— START Working data —
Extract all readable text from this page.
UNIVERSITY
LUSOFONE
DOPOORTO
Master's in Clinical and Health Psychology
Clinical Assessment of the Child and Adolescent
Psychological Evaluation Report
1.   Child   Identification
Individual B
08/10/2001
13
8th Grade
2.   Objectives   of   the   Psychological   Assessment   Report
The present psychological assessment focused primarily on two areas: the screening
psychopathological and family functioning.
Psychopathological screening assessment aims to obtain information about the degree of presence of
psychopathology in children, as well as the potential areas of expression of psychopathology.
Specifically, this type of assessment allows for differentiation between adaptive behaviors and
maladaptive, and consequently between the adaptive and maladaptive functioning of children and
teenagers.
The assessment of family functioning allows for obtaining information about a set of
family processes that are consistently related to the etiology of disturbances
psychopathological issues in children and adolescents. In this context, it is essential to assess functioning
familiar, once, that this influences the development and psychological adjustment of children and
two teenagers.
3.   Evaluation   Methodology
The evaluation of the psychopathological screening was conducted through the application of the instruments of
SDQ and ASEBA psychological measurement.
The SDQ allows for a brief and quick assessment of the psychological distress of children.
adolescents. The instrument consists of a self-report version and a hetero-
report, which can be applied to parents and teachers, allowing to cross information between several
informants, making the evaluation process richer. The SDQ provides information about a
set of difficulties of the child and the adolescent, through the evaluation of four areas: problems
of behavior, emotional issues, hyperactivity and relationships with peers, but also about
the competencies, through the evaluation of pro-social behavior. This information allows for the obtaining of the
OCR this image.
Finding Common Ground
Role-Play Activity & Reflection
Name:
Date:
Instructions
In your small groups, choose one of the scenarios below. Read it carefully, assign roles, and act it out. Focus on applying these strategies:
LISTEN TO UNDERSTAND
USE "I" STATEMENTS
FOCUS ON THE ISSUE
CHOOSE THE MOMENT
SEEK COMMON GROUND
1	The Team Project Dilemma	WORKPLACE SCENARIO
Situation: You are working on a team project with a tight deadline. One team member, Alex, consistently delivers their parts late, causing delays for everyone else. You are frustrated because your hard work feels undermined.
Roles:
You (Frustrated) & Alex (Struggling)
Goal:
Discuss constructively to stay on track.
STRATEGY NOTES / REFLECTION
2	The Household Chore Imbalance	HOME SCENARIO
— END Working data —
**Task instructions**
Your task is to return the full listing exactly as it was given.

**Result of this exercise**
Extract all readable text from this page.
UNIVERSITY
LUSOFONE
DOPOORTO
Master's in Clinical and Health Psychology
Clinical Assessment of the Child and Adolescent
Psychological Evaluation Report
1.   Child   Identification
Individual B
08/10/2001
13
8th Grade
2.   Objectives   of   the   Psychological   Assessment   Report
The present psychological assessment focused primarily on two areas: the screening
psychopathological and family functioning.
Psychopathological screening assessment aims to obtain information about the degree of presence of
psychopathology in children, as well as the potential areas of expression of psychopathology.
Specifically, this type of assessment allows for differentiation between adaptive behaviors and
maladaptive, and consequently between the adaptive and maladaptive functioning of children and
teenagers.
The assessment of family functioning allows for obtaining information about a set of
family processes that are consistently related to the etiology of disturbances
psychopathological issues in children and adolescents. In this context, it is essential to assess functioning
familiar, once, that this influences the development and psychological adjustment of children and
two teenagers.
3.   Evaluation   Methodology
The evaluation of the psychopathological screening was conducted through the application of the instruments of
SDQ and ASEBA psychological measurement.
The SDQ allows for a brief and quick assessment of the psychological distress of children.
adolescents. The instrument consists of a self-report version and a hetero-
report, which can be applied to parents and teachers, allowing to cross information between several
informants, making the evaluation process richer. The SDQ provides information about a
set of difficulties of the child and the adolescent, through the evaluation of four areas: problems
of behavior, emotional issues, hyperactivity and relationships with peers, but also about
the competencies, through the evaluation of pro-social behavior. This information allows for the obtaining of the
OCR this image.
Finding Common Ground
Role-Play Activity & Reflection
Name:
Date:
Instructions
In your small groups, choose one of the scenarios below. Read it carefully, assign roles, and act it out. Focus on applying these strategies:
LISTEN TO UNDERSTAND
USE "I" STATEMENTS
FOCUS ON THE ISSUE
CHOOSE THE MOMENT
SEEK COMMON GROUND
1	The Team Project Dilemma	WORKPLACE SCENARIO
Situation: You are working on a team project with a tight deadline. One team member, Alex, consistently delivers their parts late, causing delays for everyone else. You are frustrated because your hard work feels undermined.
Roles:
You (Frustrated) & Alex (Struggling)
Goal:
Discuss constructively to stay on track.
STRATEGY NOTES / REFLECTION
2	The Household Chore Imbalance	HOME SCENARIO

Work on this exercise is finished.